(Records from a data collection)
— Begin —
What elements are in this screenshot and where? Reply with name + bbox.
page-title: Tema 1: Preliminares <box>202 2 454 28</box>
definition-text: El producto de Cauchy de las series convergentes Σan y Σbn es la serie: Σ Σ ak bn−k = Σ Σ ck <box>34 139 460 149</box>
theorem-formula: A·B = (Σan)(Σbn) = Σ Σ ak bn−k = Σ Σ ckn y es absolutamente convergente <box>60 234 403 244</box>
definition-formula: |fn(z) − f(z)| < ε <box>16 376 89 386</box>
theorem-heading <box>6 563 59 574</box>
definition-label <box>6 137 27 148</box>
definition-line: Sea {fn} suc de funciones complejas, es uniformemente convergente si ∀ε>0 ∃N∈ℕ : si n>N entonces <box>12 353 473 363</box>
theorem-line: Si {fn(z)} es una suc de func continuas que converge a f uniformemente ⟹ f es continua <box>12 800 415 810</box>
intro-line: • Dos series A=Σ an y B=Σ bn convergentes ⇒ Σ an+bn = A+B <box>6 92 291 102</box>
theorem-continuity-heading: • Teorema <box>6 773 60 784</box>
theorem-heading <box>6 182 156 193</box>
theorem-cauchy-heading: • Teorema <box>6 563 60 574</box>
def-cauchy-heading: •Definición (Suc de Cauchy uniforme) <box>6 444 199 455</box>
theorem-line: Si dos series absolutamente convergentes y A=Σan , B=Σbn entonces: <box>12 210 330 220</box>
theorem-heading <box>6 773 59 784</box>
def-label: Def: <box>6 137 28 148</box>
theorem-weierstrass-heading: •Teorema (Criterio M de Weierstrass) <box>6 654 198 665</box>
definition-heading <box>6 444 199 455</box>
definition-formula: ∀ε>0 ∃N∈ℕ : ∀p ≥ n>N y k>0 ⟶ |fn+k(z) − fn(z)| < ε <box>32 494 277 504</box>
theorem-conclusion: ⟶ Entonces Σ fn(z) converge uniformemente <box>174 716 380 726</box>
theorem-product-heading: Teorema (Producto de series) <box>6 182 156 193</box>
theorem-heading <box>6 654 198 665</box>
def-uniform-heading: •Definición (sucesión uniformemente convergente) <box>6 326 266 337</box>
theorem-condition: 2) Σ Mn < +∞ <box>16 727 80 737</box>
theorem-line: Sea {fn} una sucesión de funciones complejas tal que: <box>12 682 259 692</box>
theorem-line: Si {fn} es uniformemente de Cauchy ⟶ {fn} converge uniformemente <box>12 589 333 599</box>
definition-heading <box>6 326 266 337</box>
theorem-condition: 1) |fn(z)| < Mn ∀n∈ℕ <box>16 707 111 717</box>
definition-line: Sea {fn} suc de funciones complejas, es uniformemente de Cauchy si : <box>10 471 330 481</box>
— End —
[Short exercise] Return the material word for word, from its first line through the line containing "definition-formula: |fn(z) −", including both of those lines.

[Response]
What elements are in this screenshot and where? Reply with name + bbox.
page-title: Tema 1: Preliminares <box>202 2 454 28</box>
definition-text: El producto de Cauchy de las series convergentes Σan y Σbn es la serie: Σ Σ ak bn−k = Σ Σ ck <box>34 139 460 149</box>
theorem-formula: A·B = (Σan)(Σbn) = Σ Σ ak bn−k = Σ Σ ckn y es absolutamente convergente <box>60 234 403 244</box>
definition-formula: |fn(z) − f(z)| < ε <box>16 376 89 386</box>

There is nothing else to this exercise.